> _Work to do_: In the material below, find each line holding the string "name" and copy it.

A block of data
■ ■ ■

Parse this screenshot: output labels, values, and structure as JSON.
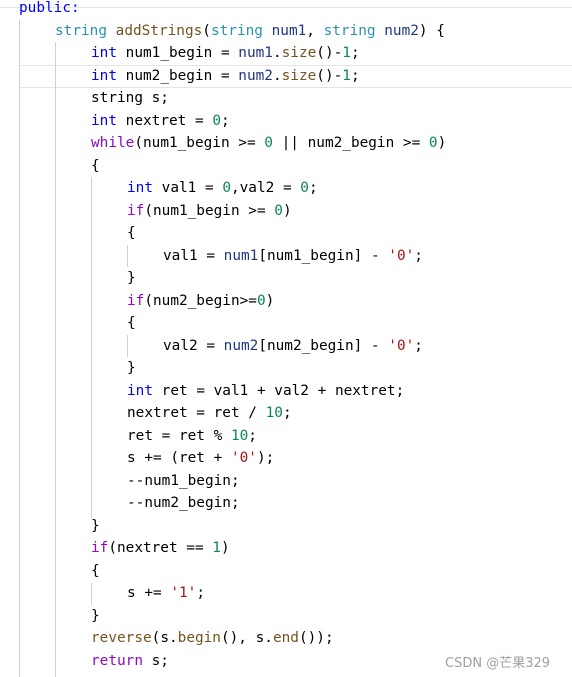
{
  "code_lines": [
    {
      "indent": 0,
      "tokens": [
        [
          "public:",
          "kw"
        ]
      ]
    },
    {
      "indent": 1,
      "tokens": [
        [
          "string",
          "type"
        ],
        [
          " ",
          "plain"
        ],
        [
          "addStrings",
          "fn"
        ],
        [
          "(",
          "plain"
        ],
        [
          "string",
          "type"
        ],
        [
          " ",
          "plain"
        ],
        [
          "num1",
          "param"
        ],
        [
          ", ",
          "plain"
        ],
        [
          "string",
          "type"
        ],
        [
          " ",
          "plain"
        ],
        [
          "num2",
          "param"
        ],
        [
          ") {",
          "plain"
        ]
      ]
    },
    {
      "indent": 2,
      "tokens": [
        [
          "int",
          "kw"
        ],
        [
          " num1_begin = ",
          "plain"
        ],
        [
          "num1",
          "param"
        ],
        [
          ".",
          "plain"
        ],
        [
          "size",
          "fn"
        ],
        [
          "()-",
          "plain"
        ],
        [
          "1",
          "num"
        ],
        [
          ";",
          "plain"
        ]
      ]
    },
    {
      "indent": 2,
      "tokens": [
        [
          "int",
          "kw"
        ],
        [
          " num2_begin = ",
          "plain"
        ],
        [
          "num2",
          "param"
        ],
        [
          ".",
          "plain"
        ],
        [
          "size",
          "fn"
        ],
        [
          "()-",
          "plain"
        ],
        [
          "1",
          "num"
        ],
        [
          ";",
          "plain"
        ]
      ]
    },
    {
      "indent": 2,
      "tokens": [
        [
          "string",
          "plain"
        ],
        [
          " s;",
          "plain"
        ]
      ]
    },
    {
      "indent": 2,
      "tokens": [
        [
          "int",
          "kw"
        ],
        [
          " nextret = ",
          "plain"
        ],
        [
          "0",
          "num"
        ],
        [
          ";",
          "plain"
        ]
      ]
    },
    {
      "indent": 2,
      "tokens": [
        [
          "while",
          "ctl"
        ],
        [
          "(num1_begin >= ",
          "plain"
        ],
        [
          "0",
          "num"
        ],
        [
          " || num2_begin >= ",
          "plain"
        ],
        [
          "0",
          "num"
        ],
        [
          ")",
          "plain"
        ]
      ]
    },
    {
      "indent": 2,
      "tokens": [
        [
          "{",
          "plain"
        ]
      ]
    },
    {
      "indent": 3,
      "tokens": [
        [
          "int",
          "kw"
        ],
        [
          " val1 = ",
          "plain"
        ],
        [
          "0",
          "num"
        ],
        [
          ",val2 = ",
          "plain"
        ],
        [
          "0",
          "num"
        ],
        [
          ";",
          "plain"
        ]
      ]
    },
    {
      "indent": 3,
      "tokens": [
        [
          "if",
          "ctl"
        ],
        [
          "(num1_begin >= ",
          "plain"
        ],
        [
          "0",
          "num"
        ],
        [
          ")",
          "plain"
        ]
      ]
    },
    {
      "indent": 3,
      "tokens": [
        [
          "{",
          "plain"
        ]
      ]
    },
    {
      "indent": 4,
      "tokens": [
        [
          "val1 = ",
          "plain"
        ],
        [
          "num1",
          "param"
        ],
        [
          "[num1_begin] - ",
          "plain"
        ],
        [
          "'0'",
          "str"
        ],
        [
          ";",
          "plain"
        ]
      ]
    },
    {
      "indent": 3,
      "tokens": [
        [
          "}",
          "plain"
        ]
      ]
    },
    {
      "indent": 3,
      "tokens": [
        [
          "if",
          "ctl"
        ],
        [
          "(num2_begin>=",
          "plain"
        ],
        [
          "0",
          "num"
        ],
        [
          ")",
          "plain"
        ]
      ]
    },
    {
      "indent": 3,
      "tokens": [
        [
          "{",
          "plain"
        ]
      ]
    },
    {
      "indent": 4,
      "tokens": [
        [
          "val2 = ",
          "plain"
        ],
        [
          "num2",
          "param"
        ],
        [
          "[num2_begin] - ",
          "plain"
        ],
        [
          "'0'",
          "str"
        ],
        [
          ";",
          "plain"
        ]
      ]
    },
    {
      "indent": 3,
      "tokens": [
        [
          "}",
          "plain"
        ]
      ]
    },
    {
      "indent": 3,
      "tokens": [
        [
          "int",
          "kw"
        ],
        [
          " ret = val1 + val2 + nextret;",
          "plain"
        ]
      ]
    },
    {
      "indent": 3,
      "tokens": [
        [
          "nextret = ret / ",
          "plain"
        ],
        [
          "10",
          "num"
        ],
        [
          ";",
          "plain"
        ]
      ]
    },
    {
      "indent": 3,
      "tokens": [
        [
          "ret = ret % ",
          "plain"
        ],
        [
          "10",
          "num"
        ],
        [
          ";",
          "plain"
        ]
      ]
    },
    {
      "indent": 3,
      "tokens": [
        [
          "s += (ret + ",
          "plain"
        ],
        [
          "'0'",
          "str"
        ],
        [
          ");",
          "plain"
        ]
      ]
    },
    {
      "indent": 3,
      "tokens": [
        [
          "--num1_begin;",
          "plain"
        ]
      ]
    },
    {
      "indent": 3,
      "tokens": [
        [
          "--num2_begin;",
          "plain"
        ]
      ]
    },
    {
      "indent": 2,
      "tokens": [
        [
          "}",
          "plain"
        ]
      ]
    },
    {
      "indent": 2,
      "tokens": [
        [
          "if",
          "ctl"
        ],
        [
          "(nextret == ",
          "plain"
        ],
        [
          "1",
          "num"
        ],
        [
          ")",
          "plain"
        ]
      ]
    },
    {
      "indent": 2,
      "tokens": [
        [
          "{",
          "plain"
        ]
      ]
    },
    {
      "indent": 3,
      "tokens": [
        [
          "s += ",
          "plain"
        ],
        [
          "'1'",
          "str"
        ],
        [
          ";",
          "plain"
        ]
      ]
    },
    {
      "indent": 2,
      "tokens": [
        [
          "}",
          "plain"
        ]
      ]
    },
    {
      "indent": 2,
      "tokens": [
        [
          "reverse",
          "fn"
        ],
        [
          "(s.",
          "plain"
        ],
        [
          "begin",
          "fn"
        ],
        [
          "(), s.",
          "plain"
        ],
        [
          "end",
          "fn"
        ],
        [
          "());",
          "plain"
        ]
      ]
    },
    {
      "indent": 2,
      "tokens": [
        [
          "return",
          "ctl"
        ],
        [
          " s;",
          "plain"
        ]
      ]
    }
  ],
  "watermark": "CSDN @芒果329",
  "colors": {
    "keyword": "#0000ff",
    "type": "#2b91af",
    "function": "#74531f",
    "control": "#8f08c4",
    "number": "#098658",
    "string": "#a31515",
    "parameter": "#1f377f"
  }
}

■ ■ ■

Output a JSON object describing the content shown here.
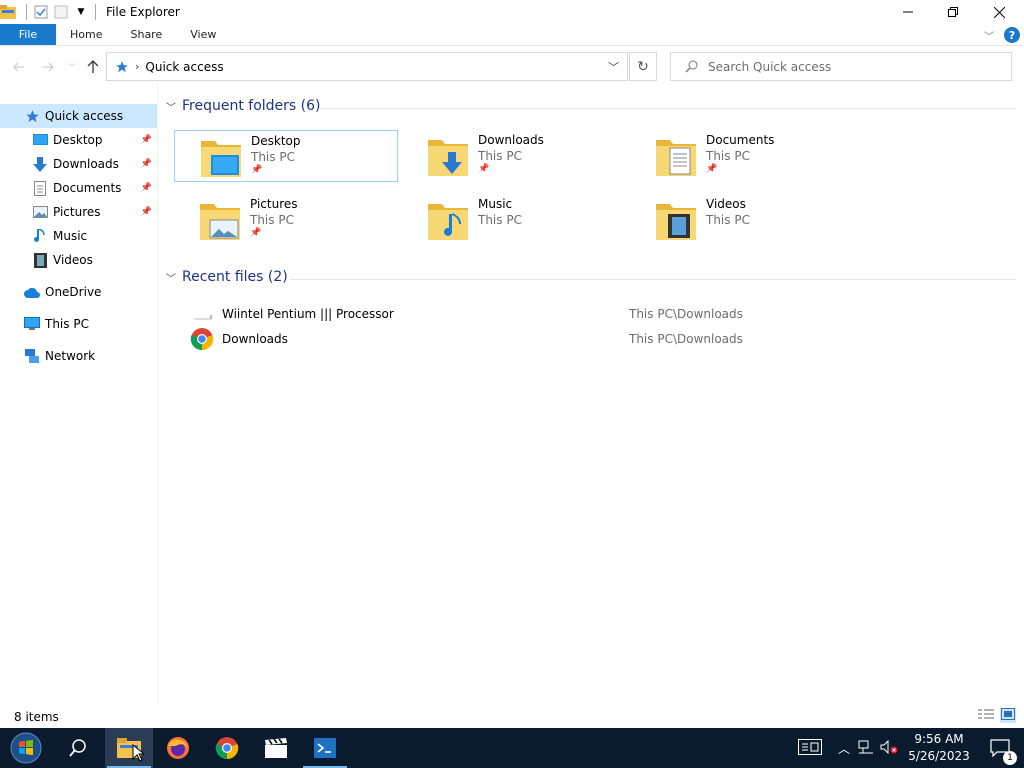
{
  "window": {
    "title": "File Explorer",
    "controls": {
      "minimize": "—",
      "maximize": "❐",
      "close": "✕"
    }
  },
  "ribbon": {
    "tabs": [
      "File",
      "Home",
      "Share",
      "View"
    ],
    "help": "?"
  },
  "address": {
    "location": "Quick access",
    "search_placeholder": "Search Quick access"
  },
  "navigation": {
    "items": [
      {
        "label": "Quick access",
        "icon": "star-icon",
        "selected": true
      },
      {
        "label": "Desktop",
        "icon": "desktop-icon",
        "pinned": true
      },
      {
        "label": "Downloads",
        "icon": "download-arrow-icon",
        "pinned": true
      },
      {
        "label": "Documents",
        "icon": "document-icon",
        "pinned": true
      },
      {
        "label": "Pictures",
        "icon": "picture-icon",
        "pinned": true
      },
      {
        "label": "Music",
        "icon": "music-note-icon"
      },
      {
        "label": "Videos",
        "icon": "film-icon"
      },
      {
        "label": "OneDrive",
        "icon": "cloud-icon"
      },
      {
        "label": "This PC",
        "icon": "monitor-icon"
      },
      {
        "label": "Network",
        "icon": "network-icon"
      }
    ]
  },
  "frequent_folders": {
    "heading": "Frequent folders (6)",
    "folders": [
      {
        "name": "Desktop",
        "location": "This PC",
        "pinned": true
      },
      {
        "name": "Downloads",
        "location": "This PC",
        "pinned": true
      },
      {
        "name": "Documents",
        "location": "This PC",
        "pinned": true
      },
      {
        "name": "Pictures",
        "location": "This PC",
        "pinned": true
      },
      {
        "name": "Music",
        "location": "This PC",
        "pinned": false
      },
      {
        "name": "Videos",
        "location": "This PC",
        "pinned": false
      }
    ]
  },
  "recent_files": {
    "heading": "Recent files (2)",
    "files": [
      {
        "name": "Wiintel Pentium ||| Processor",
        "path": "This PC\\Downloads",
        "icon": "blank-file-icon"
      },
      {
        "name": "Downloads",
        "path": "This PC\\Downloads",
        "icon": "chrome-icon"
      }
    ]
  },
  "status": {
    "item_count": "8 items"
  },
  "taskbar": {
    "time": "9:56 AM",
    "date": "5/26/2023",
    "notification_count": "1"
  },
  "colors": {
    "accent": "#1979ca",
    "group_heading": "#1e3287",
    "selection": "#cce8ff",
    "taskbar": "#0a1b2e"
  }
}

■ ■ ■

> _Exercise output_:
        "name": "Desktop",
        "name": "Downloads",
        "name": "Documents",
        "name": "Pictures",
        "name": "Music",
        "name": "Videos",
        "name": "Wiintel Pentium ||| Processor",
        "name": "Downloads",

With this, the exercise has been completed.